◆ EXERCISE TASK ◆
Scan the listing below for the word "video" and state how many lines hold it. Write nothing but the number.

(Stored data)
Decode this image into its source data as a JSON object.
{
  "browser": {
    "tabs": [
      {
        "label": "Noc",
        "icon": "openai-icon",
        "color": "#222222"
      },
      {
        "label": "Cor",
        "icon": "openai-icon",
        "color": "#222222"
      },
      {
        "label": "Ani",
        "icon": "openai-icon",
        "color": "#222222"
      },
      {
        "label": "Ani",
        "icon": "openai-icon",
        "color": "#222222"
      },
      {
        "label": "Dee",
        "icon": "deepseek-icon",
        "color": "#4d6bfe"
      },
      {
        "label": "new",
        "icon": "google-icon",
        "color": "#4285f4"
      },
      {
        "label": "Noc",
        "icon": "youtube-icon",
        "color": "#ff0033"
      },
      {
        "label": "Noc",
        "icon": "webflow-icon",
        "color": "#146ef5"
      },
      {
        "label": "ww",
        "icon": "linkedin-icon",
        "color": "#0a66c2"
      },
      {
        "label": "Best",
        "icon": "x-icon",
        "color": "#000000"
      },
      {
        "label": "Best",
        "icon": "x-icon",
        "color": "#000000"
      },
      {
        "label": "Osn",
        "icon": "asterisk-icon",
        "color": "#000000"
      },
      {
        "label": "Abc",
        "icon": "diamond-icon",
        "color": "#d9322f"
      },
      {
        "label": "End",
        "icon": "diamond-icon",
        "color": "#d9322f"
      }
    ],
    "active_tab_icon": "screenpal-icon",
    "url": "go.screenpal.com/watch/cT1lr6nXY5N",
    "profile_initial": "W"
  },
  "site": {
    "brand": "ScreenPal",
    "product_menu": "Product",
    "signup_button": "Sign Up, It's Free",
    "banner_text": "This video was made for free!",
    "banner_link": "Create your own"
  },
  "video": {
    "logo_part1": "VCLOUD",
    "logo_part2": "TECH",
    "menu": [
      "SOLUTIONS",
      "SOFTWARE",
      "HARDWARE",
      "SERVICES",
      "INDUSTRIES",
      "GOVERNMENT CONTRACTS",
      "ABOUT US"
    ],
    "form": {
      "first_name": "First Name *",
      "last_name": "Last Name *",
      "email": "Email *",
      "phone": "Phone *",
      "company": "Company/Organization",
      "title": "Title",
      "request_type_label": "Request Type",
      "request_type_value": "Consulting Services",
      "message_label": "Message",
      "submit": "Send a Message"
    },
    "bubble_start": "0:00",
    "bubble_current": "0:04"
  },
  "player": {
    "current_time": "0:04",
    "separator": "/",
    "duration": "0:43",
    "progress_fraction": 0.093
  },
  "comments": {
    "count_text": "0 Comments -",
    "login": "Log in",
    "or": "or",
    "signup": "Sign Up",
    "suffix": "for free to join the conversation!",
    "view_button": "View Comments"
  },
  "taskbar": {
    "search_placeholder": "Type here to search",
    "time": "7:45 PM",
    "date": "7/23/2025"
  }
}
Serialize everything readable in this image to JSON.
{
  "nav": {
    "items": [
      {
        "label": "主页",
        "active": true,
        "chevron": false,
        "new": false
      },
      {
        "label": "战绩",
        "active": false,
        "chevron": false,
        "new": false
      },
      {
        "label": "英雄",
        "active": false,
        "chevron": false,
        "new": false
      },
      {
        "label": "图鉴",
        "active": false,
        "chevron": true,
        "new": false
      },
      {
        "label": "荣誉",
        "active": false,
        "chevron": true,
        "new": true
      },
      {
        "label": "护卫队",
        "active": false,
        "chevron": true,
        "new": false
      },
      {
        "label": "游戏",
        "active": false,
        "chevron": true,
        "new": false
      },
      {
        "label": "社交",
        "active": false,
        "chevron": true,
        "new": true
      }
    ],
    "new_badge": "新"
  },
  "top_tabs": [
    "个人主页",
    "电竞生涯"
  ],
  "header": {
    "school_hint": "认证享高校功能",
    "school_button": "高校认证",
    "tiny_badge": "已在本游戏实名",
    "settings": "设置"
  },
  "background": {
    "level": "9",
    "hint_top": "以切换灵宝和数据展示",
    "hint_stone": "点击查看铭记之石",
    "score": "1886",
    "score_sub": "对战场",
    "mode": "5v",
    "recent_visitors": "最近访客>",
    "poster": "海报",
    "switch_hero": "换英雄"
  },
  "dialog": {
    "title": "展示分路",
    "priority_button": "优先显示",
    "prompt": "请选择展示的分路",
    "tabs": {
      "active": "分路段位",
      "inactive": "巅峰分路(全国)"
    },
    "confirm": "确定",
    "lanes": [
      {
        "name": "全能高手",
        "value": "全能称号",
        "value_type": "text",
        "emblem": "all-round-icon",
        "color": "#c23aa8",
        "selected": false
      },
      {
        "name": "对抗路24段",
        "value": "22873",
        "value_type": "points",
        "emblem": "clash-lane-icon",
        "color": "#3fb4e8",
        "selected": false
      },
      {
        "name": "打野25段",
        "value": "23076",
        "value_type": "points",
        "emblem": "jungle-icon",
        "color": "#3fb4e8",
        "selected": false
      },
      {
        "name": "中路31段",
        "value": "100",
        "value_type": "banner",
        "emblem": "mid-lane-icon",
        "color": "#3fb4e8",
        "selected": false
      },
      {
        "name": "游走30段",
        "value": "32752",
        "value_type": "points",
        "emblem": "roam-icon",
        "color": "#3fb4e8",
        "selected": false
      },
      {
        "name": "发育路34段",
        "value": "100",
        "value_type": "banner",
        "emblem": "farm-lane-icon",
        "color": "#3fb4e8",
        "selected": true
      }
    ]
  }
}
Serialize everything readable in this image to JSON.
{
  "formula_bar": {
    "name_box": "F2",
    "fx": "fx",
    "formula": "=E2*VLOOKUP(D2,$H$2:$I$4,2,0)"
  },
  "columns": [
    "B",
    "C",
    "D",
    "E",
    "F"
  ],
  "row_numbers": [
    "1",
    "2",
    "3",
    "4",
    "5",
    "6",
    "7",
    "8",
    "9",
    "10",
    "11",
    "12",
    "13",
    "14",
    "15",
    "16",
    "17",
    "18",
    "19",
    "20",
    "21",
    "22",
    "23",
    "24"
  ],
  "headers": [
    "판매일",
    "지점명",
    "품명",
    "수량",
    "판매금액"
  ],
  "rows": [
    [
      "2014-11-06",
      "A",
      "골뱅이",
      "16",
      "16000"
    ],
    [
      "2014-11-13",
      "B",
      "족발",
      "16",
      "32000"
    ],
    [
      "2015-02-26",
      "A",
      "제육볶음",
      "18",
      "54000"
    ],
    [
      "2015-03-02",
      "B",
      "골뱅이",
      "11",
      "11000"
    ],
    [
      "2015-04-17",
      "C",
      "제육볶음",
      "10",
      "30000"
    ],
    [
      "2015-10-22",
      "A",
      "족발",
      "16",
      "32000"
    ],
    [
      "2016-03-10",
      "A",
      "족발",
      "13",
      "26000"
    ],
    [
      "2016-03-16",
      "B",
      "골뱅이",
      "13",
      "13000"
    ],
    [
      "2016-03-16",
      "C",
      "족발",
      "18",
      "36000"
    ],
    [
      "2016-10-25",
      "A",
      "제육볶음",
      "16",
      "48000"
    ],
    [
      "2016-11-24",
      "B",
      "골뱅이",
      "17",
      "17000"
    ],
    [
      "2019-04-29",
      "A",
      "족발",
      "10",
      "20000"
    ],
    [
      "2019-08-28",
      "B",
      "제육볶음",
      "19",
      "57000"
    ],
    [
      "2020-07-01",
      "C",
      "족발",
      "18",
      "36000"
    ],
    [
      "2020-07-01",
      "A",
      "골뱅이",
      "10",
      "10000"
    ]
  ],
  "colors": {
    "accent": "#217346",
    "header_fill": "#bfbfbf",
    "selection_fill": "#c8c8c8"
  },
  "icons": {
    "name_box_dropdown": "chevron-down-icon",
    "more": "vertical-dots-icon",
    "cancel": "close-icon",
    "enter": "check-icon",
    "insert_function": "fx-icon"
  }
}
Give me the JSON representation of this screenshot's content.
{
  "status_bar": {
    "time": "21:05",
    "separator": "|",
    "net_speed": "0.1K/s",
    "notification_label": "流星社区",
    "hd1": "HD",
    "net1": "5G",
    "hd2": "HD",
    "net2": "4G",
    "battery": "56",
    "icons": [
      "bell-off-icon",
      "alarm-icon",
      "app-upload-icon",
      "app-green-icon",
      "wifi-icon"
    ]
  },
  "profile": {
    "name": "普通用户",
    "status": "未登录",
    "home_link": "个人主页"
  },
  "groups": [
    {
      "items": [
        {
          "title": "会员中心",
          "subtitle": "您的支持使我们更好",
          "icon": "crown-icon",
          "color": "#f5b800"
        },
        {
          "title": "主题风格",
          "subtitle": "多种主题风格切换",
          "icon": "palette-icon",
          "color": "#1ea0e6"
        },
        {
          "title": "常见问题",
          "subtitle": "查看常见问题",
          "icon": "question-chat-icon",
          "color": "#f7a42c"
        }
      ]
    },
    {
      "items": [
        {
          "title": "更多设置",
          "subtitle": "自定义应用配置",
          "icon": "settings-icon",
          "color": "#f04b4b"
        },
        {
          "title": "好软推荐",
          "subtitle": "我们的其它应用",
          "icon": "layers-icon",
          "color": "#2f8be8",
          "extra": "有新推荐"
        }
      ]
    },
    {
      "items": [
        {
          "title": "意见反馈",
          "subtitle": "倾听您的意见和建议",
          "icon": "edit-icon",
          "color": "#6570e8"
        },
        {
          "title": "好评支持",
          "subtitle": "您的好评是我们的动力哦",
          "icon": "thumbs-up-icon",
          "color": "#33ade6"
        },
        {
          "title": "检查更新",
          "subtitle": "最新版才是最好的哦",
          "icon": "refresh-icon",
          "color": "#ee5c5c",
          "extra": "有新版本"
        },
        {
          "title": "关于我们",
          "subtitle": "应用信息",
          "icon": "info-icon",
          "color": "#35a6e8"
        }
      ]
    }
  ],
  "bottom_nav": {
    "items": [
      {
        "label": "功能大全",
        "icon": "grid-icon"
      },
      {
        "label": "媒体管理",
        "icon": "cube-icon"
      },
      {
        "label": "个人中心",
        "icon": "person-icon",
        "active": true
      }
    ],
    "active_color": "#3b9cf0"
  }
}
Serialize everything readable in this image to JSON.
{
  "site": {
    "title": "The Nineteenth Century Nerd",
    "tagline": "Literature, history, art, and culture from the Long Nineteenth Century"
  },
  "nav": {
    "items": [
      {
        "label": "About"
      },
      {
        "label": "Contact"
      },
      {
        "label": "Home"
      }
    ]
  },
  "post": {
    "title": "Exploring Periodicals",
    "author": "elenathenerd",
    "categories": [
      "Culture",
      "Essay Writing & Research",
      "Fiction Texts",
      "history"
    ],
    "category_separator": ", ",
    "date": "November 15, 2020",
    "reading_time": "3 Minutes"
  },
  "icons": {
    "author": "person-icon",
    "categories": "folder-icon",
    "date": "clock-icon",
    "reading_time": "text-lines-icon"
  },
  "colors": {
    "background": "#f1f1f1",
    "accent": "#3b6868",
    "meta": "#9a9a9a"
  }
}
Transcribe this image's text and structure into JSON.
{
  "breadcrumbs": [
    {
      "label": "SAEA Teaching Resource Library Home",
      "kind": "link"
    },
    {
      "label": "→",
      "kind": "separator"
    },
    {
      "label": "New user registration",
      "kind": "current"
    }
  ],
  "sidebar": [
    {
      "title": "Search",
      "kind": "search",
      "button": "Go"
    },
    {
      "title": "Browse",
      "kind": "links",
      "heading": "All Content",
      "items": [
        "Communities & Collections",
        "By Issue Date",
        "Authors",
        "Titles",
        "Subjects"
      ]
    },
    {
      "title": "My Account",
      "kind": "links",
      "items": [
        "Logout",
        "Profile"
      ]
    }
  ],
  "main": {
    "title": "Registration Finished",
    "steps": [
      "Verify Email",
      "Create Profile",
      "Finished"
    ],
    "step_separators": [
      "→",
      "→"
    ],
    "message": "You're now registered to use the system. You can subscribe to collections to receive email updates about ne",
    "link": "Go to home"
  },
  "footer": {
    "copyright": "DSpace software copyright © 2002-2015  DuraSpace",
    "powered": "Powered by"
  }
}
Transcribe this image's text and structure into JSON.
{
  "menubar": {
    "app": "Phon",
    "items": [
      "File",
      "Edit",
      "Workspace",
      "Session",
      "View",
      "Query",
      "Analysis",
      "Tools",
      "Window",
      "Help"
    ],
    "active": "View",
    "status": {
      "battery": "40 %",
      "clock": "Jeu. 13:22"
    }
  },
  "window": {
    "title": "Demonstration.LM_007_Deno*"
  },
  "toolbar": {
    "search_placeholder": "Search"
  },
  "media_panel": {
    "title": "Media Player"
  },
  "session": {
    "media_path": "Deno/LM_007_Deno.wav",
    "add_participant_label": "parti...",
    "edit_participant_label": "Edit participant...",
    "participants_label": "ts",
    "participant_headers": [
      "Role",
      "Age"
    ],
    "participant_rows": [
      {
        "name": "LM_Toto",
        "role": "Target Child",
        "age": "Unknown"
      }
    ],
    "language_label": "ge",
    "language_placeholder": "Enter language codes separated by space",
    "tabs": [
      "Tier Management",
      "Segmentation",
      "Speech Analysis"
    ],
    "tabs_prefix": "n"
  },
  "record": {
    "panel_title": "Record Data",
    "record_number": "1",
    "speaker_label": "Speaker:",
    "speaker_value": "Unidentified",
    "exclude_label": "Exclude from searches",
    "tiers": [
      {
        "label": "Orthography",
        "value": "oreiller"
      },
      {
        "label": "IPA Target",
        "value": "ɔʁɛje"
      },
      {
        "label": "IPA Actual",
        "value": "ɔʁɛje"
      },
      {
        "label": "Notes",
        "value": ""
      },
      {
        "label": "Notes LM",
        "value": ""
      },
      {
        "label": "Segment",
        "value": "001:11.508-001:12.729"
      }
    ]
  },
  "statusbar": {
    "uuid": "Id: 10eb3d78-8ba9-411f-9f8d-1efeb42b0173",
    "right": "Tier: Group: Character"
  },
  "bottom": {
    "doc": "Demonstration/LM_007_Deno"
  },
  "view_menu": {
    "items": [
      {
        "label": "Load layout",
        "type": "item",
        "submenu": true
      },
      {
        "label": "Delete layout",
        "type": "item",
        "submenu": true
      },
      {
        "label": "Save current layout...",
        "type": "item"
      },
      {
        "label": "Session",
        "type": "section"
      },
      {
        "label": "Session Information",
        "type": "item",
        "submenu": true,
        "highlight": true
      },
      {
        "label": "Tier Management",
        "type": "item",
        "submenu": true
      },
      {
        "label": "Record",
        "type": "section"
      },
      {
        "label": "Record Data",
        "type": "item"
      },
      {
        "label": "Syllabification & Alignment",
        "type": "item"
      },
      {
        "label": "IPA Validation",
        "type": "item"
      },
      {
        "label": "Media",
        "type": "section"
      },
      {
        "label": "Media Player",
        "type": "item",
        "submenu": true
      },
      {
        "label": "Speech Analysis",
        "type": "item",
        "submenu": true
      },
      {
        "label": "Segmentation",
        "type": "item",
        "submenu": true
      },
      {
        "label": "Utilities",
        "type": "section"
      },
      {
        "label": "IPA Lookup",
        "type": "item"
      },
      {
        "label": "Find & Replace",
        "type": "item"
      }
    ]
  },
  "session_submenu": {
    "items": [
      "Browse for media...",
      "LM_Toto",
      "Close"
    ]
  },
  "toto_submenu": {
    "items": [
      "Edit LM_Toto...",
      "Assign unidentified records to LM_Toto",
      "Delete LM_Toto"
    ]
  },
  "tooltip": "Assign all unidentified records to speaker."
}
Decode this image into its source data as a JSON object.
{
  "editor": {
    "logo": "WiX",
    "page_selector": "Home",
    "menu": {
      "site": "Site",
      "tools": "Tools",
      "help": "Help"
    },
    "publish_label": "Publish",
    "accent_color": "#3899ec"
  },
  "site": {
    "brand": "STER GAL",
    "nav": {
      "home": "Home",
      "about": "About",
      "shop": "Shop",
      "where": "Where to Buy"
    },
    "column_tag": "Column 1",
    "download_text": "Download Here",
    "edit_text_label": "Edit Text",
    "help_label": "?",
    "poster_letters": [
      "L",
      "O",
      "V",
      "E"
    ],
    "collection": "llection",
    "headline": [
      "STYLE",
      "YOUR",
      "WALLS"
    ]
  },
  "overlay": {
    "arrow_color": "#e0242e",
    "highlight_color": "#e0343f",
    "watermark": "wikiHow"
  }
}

◆ ANSWER TO THE PROBLEM ◆
2